## [Written task]
Write the entries out again exactly as they stand, but without the pictures.

## [Extracted material]
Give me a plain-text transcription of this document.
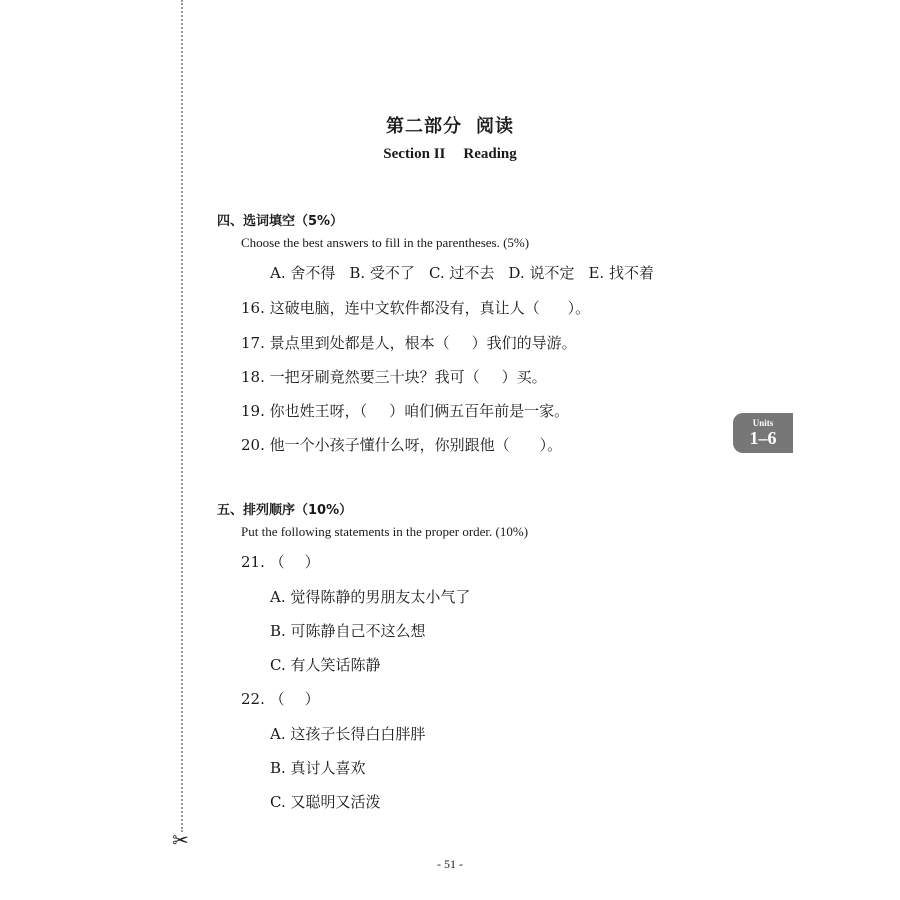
✂
第二部分 阅读
Section II Reading
四、选词填空（5%）
Choose the best answers to fill in the parentheses. (5%)
A. 舍不得 B. 受不了 C. 过不去 D. 说不定 E. 找不着
16. 这破电脑，连中文软件都没有，真让人（ ）。
17. 景点里到处都是人，根本（ ）我们的导游。
18. 一把牙刷竟然要三十块？我可（ ）买。
19. 你也姓王呀，（ ）咱们俩五百年前是一家。
20. 他一个小孩子懂什么呀，你别跟他（ ）。
五、排列顺序（10%）
Put the following statements in the proper order. (10%)
21. （ ）
A. 觉得陈静的男朋友太小气了
B. 可陈静自己不这么想
C. 有人笑话陈静
22. （ ）
A. 这孩子长得白白胖胖
B. 真讨人喜欢
C. 又聪明又活泼
Units
1–6
- 51 -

## [Exercise solution]
Give me a plain-text transcription of this document.
✂
第二部分 阅读
Section II Reading
四、选词填空（5%）
Choose the best answers to fill in the parentheses. (5%)
A. 舍不得 B. 受不了 C. 过不去 D. 说不定 E. 找不着
16. 这破电脑，连中文软件都没有，真让人（ ）。
17. 景点里到处都是人，根本（ ）我们的导游。
18. 一把牙刷竟然要三十块？我可（ ）买。
19. 你也姓王呀，（ ）咱们俩五百年前是一家。
20. 他一个小孩子懂什么呀，你别跟他（ ）。
五、排列顺序（10%）
Put the following statements in the proper order. (10%)
21. （ ）
A. 觉得陈静的男朋友太小气了
B. 可陈静自己不这么想
C. 有人笑话陈静
22. （ ）
A. 这孩子长得白白胖胖
B. 真讨人喜欢
C. 又聪明又活泼
Units
1–6
- 51 -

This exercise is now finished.